WHAT THIS TASK INVOLVES =
Read the lines that follow and pick out every one containing the word "ПОДДЕРЖИВАТЬ".

INFORMATION PROVIDED =
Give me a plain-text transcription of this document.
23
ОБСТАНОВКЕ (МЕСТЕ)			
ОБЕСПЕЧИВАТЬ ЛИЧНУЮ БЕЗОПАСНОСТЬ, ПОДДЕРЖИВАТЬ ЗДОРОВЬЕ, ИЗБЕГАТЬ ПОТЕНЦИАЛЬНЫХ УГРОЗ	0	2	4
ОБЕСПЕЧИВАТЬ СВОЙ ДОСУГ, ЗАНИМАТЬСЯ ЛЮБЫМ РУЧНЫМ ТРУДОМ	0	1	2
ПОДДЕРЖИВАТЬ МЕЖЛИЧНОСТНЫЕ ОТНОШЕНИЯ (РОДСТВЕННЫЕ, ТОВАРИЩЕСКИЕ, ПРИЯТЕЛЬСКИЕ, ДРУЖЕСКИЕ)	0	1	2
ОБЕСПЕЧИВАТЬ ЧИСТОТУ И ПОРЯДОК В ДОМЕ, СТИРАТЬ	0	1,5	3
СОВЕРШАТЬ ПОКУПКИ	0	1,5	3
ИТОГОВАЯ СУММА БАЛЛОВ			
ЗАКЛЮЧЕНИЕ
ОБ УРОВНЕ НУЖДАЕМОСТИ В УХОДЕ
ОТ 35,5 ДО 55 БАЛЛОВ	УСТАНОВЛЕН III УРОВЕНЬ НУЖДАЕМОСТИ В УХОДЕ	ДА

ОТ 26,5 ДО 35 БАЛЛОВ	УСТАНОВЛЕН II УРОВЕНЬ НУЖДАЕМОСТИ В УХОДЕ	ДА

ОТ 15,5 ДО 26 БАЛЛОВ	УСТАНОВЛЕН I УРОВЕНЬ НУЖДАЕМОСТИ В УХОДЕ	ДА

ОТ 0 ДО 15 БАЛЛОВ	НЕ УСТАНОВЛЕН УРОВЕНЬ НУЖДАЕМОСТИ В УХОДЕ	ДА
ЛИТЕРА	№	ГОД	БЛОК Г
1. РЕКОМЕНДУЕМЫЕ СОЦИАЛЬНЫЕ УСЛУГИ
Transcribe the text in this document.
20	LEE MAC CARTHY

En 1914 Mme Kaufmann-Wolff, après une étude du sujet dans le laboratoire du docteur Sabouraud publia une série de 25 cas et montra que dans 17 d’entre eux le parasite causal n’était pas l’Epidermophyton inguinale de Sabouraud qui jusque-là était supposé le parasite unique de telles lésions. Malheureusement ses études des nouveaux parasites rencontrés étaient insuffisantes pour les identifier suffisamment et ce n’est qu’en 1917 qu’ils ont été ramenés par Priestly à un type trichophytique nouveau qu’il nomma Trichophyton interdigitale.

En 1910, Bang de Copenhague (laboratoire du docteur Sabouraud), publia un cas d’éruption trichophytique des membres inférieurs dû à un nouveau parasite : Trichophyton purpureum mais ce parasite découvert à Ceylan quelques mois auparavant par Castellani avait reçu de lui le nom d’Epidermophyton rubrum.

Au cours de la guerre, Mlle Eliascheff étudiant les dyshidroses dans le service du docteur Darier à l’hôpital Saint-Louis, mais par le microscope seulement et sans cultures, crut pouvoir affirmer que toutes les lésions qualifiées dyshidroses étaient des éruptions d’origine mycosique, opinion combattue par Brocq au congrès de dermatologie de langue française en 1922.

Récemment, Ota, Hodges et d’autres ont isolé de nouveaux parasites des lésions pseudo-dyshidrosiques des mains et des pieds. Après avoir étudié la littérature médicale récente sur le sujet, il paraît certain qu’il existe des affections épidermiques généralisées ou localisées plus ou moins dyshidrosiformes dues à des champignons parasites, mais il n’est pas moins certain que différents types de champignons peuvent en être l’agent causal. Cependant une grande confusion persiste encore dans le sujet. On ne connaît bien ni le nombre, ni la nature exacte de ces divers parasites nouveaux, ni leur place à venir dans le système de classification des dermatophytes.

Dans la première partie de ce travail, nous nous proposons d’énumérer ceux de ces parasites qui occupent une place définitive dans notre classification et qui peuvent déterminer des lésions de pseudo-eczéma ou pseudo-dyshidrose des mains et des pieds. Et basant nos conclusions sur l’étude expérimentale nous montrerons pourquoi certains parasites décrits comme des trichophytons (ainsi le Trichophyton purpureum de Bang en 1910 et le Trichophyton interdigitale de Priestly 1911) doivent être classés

RESULT OF THIS EXERCISE =
ОБЕСПЕЧИВАТЬ ЛИЧНУЮ БЕЗОПАСНОСТЬ, ПОДДЕРЖИВАТЬ ЗДОРОВЬЕ, ИЗБЕГАТЬ ПОТЕНЦИАЛЬНЫХ УГРОЗ	0	2	4
ПОДДЕРЖИВАТЬ МЕЖЛИЧНОСТНЫЕ ОТНОШЕНИЯ (РОДСТВЕННЫЕ, ТОВАРИЩЕСКИЕ, ПРИЯТЕЛЬСКИЕ, ДРУЖЕСКИЕ)	0	1	2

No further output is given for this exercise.